** start **
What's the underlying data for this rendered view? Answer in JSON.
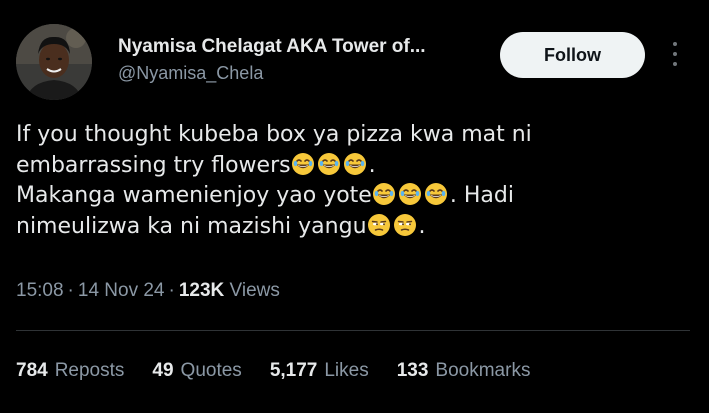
{
  "author": {
    "display_name": "Nyamisa Chelagat AKA Tower of...",
    "handle": "@Nyamisa_Chela",
    "avatar_icon": "profile-photo"
  },
  "follow_label": "Follow",
  "more_icon": "more-vertical-icon",
  "tweet": {
    "line1": "If you thought kubeba box ya pizza kwa mat ni",
    "line2_text": "embarrassing try flowers",
    "line2_end": ".",
    "line3_text": "Makanga wamenienjoy yao yote",
    "line3_end": ". Hadi",
    "line4_text": "nimeulizwa ka ni mazishi yangu",
    "line4_end": ".",
    "emoji": {
      "laughing": "grinning-squinting-face-emoji",
      "unamused": "unamused-face-emoji"
    }
  },
  "meta": {
    "time": "15:08",
    "date": "14 Nov 24",
    "views_count": "123K",
    "views_label": "Views",
    "separator": "·"
  },
  "stats": [
    {
      "value": "784",
      "label": "Reposts"
    },
    {
      "value": "49",
      "label": "Quotes"
    },
    {
      "value": "5,177",
      "label": "Likes"
    },
    {
      "value": "133",
      "label": "Bookmarks"
    }
  ],
  "colors": {
    "background": "#000000",
    "text_primary": "#e7e9ea",
    "text_secondary": "#8b98a5",
    "button_bg": "#eff3f4",
    "divider": "#2f3336"
  }
}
** end **
*DIRECTIONS FOR THIS TASK:* Reproduce all entries exactly. Pictures do not belong in the copy.

*FINAL ANSWER:*
What's the underlying data for this rendered view? Answer in JSON.
{
  "author": {
    "display_name": "Nyamisa Chelagat AKA Tower of...",
    "handle": "@Nyamisa_Chela",
    "avatar_icon": "profile-photo"
  },
  "follow_label": "Follow",
  "more_icon": "more-vertical-icon",
  "tweet": {
    "line1": "If you thought kubeba box ya pizza kwa mat ni",
    "line2_text": "embarrassing try flowers",
    "line2_end": ".",
    "line3_text": "Makanga wamenienjoy yao yote",
    "line3_end": ". Hadi",
    "line4_text": "nimeulizwa ka ni mazishi yangu",
    "line4_end": ".",
    "emoji": {
      "laughing": "grinning-squinting-face-emoji",
      "unamused": "unamused-face-emoji"
    }
  },
  "meta": {
    "time": "15:08",
    "date": "14 Nov 24",
    "views_count": "123K",
    "views_label": "Views",
    "separator": "·"
  },
  "stats": [
    {
      "value": "784",
      "label": "Reposts"
    },
    {
      "value": "49",
      "label": "Quotes"
    },
    {
      "value": "5,177",
      "label": "Likes"
    },
    {
      "value": "133",
      "label": "Bookmarks"
    }
  ],
  "colors": {
    "background": "#000000",
    "text_primary": "#e7e9ea",
    "text_secondary": "#8b98a5",
    "button_bg": "#eff3f4",
    "divider": "#2f3336"
  }
}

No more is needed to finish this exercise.